• What the task asks: From the passage below on whale mitigation during the Chukchi Sea surveys, write out the portion that begins at the words "This mitigation measure" and stops after "concentrations of whales.". Copy it word for word.

═════ Supplied text

Exclusion and disturbance radii for the sound levels produced by the 40 in [3] array and the single mitigation airgun (10 cubic inches) to be used during the 2013 site clearance and shallow hazards survey activities were measured at the Honeyguide and Burger prospect areas a total of three separate times between 2008 and 2009. The largest radii from these measurements will be implemented at the commencement of 2013 airgun operations to establish marine mammal exclusion zones used for mitigation (Table 3). Shell will conduct sound source measurements of the airgun array at the beginning of survey operations in 2013 to verify the size of the various marine mammal exclusion zones (see above). The acoustic data will be analyzed as quickly as reasonably practicable in the field and used to verify and adjust the marine mammal exclusion zone distances. The mitigation measures to be implemented at the 190 and 180 dB (rms) sound levels will include power downs and shut downs as described below.

Table 3—Distances of the 190 and 180 d B (rms) re 1 µP a isolpeths (in m) To Be Used for Mitigation Purposes at the Beginning of 2013 Airgun Operations in the Chukchi Seal Until SSV Results Are Available. Back to Top
Received levels (dB re 1 μPa rms) 4-Airgun array (40 in3) Single airgun (10 in3)
190 50 23
180 160 52

(2) Vessel and Helicopter Related Mitigation Measures,

This mitigation measure applies to all vessels that are part of the Chukchi Sea marine surveys and equipment recovery and maintenance activities, including crew transfer vessels.

  • Avoid concentrations or groups of whales by all vessels under the direction of Shell. Operators of support vessels should, at all times, conduct their activities at the maximum distance possible from such concentrations of whales.
  • Vessels in transit shall be operated at speeds necessary to ensure no physical contact with whales occurs. If any vessel approaches within 1.6 km (1 mi) of observed bowhead whales, except when providing emergency assistance to whalers or in other emergency situations, the vessel operator will take reasonable precautions to avoid potential interaction with the bowhead whales by taking one or more of the following actions, as appropriate:

○Reducing vessel speed to less than 5 knots within 300 yards (900 feet or 274 m) of the whale(s);

○Steering around the whale(s) if possible;

○ Operating the vessel(s) in such a way as to avoid separating members of a group of whales from other members of the group;

○ Operating the vessel(s) to avoid causing a whale to make multiple changes in direction; and

○ Checking the waters immediately adjacent to the vessel(s) to ensure that no whales will be injured when the propellers are engaged.

══════════
═════ Raw records

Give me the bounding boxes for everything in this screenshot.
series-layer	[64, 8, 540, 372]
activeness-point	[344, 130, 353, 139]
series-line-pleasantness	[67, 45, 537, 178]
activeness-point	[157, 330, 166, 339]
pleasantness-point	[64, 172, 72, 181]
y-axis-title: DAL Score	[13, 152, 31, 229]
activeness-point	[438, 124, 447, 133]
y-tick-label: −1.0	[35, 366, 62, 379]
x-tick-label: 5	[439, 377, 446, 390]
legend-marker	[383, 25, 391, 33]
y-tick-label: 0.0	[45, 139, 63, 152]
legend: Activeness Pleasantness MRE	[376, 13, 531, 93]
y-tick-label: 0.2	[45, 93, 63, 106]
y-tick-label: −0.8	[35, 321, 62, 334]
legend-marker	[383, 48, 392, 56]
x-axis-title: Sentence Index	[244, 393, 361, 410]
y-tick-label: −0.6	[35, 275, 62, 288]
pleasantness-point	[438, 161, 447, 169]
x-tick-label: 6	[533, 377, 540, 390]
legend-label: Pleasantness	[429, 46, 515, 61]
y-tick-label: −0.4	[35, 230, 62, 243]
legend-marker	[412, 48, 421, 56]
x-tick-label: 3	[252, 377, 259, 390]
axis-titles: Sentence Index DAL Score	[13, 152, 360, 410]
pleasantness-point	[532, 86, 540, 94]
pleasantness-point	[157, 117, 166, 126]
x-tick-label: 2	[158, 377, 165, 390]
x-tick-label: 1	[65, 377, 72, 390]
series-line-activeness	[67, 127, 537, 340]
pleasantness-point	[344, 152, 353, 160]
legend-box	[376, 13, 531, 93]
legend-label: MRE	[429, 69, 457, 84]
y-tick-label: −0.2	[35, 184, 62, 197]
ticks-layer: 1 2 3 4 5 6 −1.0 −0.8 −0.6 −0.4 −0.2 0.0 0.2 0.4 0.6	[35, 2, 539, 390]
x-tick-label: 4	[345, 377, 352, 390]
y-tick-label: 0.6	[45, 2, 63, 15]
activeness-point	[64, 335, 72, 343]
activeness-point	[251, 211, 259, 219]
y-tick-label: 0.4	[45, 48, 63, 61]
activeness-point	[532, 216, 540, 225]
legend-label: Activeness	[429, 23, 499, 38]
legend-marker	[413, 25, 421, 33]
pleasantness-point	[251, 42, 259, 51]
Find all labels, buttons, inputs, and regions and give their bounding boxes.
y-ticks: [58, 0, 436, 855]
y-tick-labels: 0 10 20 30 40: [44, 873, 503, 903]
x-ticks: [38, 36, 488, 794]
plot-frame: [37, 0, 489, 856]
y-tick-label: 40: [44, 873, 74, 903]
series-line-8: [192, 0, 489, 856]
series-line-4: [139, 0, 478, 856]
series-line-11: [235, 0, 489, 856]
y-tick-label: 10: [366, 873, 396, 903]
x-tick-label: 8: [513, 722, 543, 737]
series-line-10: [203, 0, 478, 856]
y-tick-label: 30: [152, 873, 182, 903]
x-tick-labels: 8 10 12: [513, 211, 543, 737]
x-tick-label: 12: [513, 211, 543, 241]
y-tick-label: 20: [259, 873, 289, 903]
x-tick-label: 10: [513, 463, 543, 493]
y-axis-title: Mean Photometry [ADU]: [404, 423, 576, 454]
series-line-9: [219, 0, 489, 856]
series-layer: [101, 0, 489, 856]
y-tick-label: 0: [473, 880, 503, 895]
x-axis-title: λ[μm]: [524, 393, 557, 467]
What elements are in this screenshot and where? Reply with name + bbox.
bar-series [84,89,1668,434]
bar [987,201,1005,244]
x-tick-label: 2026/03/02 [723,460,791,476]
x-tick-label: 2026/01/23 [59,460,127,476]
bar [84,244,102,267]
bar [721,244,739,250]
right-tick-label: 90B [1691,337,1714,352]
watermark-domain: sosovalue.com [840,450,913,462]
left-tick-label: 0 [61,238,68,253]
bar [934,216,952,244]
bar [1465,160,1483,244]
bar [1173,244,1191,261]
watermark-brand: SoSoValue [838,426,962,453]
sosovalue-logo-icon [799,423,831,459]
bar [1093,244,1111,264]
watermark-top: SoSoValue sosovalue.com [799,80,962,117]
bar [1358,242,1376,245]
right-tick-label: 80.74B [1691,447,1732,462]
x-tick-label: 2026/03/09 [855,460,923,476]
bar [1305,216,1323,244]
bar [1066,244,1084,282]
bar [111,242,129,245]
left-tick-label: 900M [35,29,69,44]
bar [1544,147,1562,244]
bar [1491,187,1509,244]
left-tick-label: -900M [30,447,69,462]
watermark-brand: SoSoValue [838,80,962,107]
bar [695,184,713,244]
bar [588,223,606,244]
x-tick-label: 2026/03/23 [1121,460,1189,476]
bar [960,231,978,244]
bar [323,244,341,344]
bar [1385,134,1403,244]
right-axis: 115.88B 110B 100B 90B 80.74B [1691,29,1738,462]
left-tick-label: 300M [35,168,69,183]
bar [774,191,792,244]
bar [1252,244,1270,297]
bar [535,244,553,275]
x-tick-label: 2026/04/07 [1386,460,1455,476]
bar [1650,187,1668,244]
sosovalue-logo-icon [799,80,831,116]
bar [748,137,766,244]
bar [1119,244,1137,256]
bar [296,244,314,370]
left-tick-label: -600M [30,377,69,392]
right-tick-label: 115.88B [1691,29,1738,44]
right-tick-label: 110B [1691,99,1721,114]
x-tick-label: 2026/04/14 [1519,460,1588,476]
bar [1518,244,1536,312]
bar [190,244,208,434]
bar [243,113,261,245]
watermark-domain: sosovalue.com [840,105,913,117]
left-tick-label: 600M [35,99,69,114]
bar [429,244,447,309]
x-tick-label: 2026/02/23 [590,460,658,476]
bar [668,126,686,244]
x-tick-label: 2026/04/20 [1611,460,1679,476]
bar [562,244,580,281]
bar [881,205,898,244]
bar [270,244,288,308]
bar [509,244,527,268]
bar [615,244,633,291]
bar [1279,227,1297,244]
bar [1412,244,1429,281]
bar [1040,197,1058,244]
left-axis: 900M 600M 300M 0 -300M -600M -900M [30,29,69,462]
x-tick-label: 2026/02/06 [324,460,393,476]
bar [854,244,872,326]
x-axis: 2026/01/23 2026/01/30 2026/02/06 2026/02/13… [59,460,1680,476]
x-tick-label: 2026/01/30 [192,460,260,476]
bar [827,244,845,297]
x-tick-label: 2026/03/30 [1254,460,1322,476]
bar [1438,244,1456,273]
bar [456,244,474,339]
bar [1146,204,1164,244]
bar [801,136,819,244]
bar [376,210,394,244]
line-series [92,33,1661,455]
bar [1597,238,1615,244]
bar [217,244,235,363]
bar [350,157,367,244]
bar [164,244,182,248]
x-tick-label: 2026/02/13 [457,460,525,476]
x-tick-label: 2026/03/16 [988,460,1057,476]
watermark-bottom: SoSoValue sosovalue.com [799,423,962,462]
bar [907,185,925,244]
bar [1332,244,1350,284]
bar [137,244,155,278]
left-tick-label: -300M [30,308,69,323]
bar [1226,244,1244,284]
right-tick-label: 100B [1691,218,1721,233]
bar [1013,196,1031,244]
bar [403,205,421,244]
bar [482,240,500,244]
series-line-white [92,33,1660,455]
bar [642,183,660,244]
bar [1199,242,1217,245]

══════════

• Exercise result:
This mitigation measure applies to all vessels that are part of the Chukchi Sea marine surveys and equipment recovery and maintenance activities, including crew transfer vessels.

  • Avoid concentrations or groups of whales by all vessels under the direction of Shell. Operators of support vessels should, at all times, conduct their activities at the maximum distance possible from such concentrations of whales.